AIM OF THE TASK:
Restate every entry word for word.

AVAILABLE RECORDS:

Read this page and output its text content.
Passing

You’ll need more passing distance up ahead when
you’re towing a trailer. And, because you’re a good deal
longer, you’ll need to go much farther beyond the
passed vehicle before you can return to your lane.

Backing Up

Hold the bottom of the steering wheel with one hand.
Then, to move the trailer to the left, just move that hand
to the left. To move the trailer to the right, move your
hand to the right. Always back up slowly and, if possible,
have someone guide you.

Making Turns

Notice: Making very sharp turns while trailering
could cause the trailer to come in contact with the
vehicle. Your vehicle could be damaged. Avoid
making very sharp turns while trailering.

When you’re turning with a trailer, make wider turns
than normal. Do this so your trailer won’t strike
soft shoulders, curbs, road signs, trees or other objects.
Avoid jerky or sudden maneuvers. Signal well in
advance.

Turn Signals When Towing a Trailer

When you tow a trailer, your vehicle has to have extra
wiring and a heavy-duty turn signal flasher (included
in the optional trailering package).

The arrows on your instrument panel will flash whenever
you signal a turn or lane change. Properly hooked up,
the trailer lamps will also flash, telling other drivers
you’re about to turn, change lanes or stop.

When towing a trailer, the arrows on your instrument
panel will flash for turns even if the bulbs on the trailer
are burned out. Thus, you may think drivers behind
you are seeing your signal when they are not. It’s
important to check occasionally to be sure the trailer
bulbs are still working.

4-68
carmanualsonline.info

FULL ANSWER:
Read this page and output its text content.
Passing

You’ll need more passing distance up ahead when
you’re towing a trailer. And, because you’re a good deal
longer, you’ll need to go much farther beyond the
passed vehicle before you can return to your lane.

Backing Up

Hold the bottom of the steering wheel with one hand.
Then, to move the trailer to the left, just move that hand
to the left. To move the trailer to the right, move your
hand to the right. Always back up slowly and, if possible,
have someone guide you.

Making Turns

Notice: Making very sharp turns while trailering
could cause the trailer to come in contact with the
vehicle. Your vehicle could be damaged. Avoid
making very sharp turns while trailering.

When you’re turning with a trailer, make wider turns
than normal. Do this so your trailer won’t strike
soft shoulders, curbs, road signs, trees or other objects.
Avoid jerky or sudden maneuvers. Signal well in
advance.

Turn Signals When Towing a Trailer

When you tow a trailer, your vehicle has to have extra
wiring and a heavy-duty turn signal flasher (included
in the optional trailering package).

The arrows on your instrument panel will flash whenever
you signal a turn or lane change. Properly hooked up,
the trailer lamps will also flash, telling other drivers
you’re about to turn, change lanes or stop.

When towing a trailer, the arrows on your instrument
panel will flash for turns even if the bulbs on the trailer
are burned out. Thus, you may think drivers behind
you are seeing your signal when they are not. It’s
important to check occasionally to be sure the trailer
bulbs are still working.

4-68
carmanualsonline.info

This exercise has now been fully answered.